#### [Stored data entries]
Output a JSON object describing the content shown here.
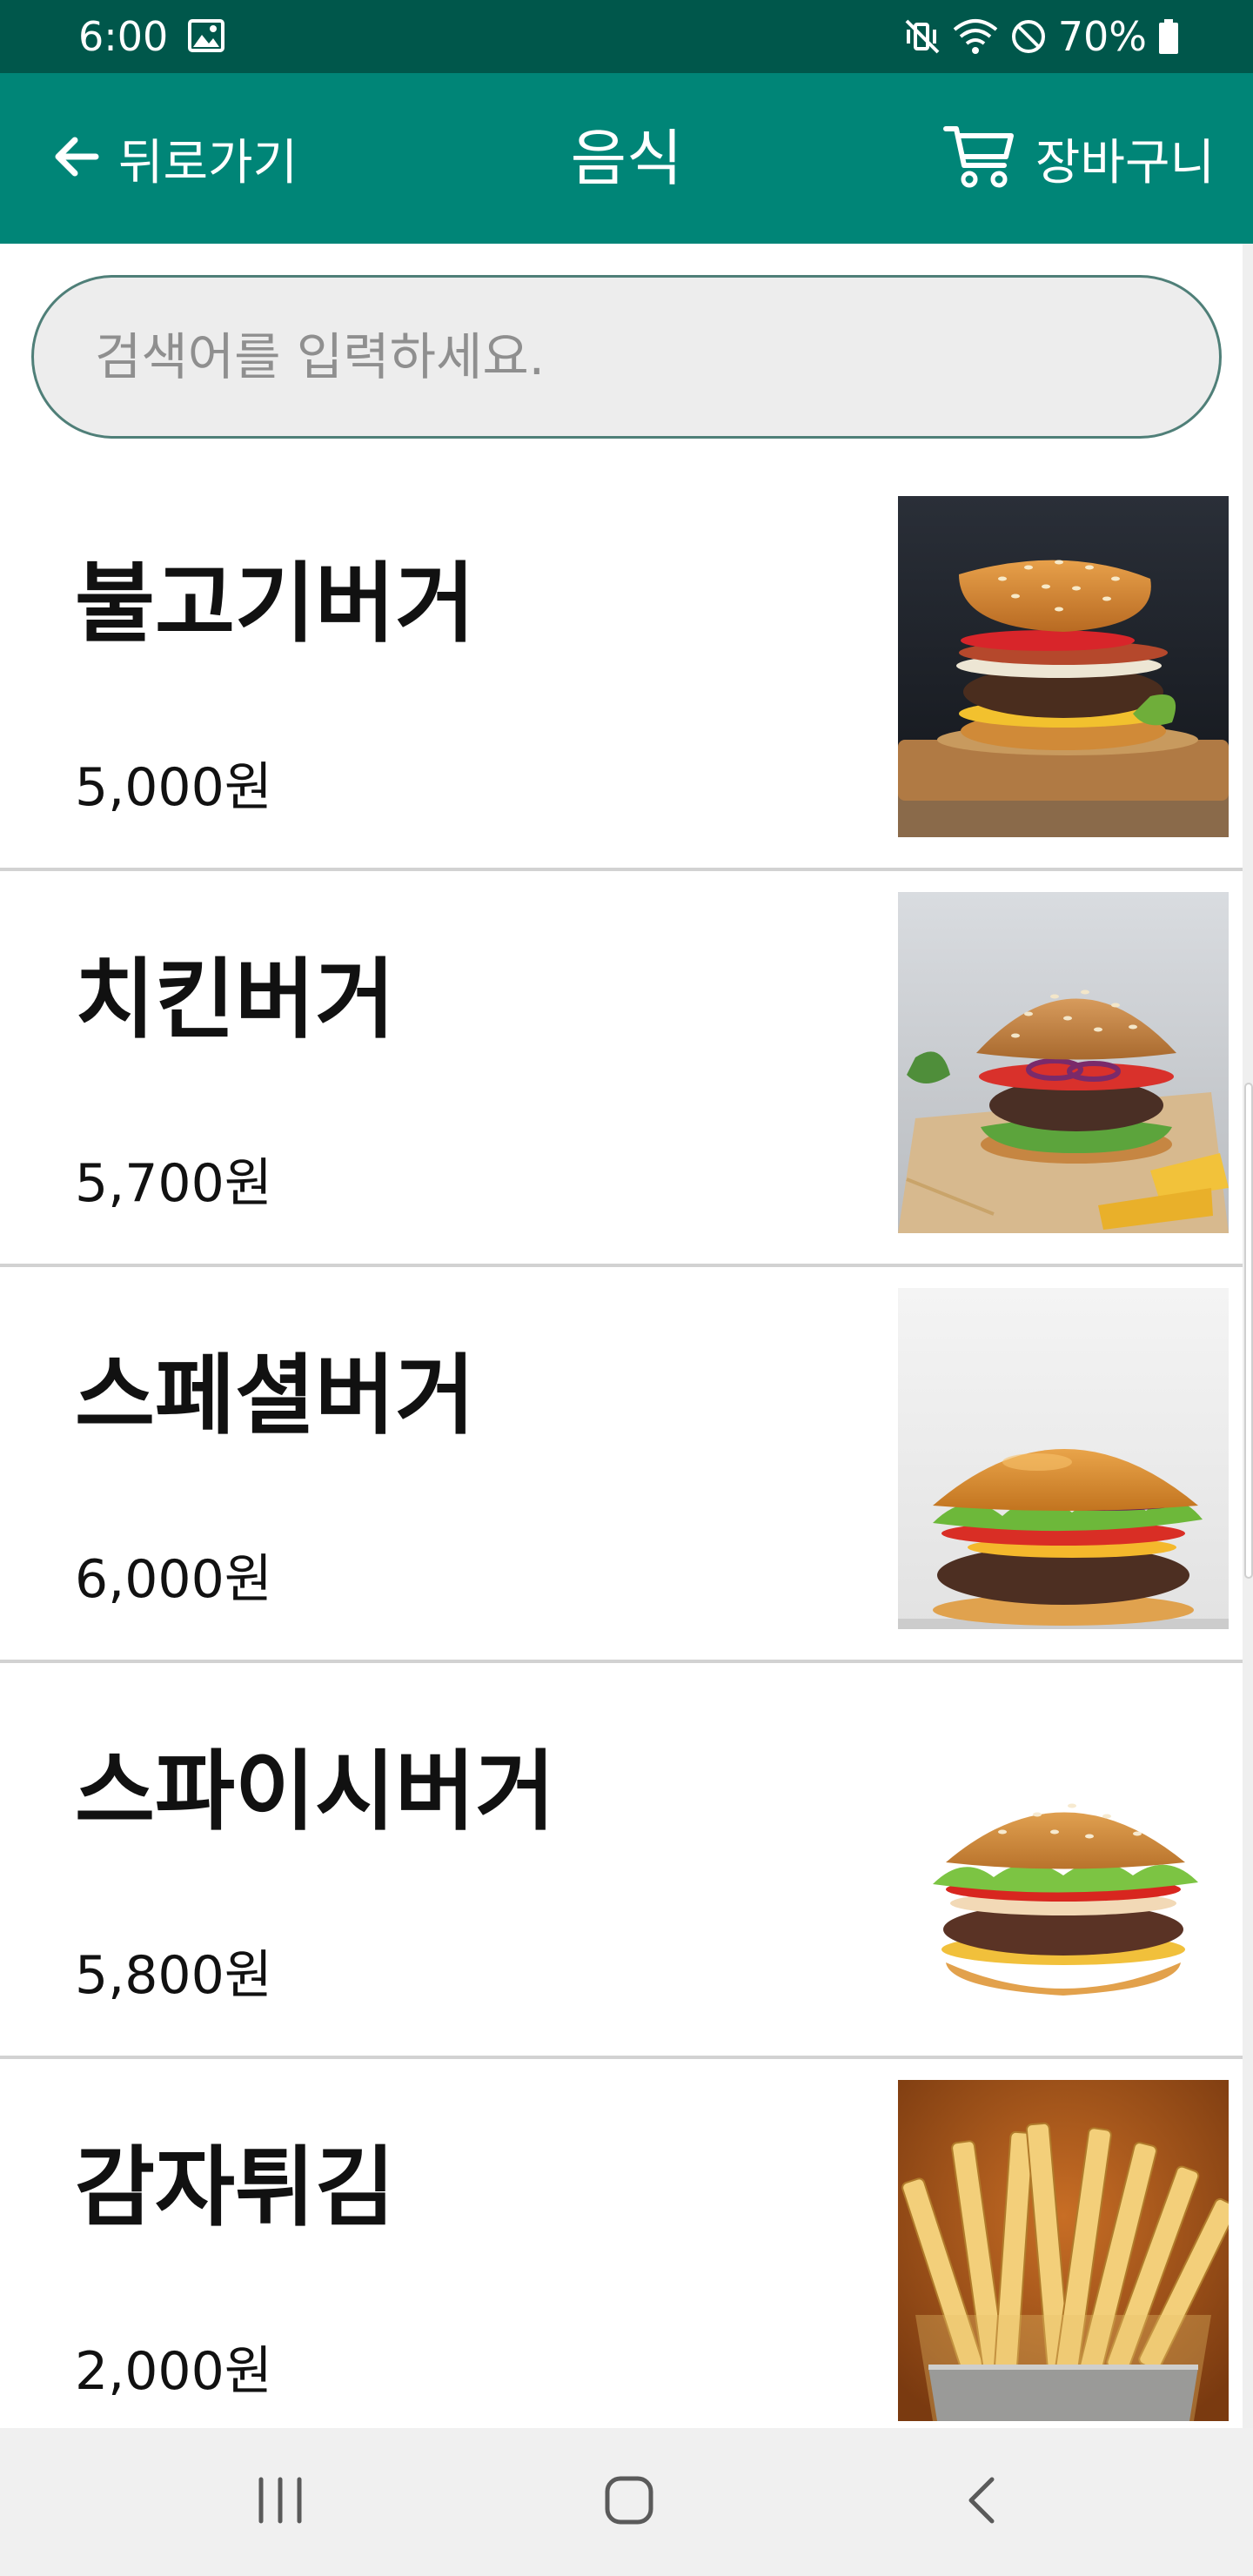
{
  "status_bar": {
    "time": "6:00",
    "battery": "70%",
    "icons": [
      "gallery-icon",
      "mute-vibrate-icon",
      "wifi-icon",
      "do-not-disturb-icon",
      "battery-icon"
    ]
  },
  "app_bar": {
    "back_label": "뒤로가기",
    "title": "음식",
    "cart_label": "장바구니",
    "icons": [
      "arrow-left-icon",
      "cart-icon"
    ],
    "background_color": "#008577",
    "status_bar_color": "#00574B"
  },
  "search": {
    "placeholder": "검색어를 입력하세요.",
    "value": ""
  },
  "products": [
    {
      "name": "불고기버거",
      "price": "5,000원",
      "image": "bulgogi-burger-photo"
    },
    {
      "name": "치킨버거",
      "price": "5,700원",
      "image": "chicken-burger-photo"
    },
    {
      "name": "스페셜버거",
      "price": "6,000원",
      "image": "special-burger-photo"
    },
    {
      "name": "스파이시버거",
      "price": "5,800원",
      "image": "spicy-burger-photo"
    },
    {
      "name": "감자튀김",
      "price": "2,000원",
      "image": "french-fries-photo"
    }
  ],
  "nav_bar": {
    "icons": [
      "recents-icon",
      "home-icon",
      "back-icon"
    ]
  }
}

#### [GIVEN INSTRUCTION]
Set the entries down again exactly. Do not include the images.

#### [RESULT FOR THIS EXERCISE]
Output a JSON object describing the content shown here.
{
  "status_bar": {
    "time": "6:00",
    "battery": "70%",
    "icons": [
      "gallery-icon",
      "mute-vibrate-icon",
      "wifi-icon",
      "do-not-disturb-icon",
      "battery-icon"
    ]
  },
  "app_bar": {
    "back_label": "뒤로가기",
    "title": "음식",
    "cart_label": "장바구니",
    "icons": [
      "arrow-left-icon",
      "cart-icon"
    ],
    "background_color": "#008577",
    "status_bar_color": "#00574B"
  },
  "search": {
    "placeholder": "검색어를 입력하세요.",
    "value": ""
  },
  "products": [
    {
      "name": "불고기버거",
      "price": "5,000원",
      "image": "bulgogi-burger-photo"
    },
    {
      "name": "치킨버거",
      "price": "5,700원",
      "image": "chicken-burger-photo"
    },
    {
      "name": "스페셜버거",
      "price": "6,000원",
      "image": "special-burger-photo"
    },
    {
      "name": "스파이시버거",
      "price": "5,800원",
      "image": "spicy-burger-photo"
    },
    {
      "name": "감자튀김",
      "price": "2,000원",
      "image": "french-fries-photo"
    }
  ],
  "nav_bar": {
    "icons": [
      "recents-icon",
      "home-icon",
      "back-icon"
    ]
  }
}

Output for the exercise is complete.